DIRECTIONS> Take every line that has the string "eléctrico" and copy it out.

[Items from a data source]
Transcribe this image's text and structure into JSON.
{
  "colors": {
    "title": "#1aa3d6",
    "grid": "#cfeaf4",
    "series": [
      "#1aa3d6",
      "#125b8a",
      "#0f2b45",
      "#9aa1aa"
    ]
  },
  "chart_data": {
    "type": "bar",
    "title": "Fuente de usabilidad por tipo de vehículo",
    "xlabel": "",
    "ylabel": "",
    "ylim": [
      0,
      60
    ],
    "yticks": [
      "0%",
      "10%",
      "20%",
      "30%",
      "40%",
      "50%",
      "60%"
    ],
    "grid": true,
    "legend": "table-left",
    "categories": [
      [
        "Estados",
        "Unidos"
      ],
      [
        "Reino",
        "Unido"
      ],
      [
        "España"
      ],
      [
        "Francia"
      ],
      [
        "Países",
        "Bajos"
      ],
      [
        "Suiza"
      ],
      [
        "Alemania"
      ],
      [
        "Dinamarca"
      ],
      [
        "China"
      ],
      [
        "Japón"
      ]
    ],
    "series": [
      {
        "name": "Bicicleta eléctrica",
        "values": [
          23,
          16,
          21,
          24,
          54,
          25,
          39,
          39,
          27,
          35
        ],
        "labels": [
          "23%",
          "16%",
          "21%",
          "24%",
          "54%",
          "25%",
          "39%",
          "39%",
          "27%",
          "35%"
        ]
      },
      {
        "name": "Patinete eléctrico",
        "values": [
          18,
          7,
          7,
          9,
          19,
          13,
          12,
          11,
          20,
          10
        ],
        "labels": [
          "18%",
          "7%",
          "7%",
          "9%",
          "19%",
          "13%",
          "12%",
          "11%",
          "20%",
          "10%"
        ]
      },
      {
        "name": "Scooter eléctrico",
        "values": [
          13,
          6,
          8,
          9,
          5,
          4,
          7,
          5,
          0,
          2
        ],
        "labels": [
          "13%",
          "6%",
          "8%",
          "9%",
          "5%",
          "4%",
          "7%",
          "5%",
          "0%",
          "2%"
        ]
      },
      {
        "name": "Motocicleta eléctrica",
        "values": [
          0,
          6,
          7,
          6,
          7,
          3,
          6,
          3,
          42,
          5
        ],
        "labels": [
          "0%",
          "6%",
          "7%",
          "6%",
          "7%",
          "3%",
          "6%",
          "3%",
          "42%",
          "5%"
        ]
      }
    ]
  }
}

FULL ANSWER>
        "name": "Patinete eléctrico",
        "name": "Scooter eléctrico",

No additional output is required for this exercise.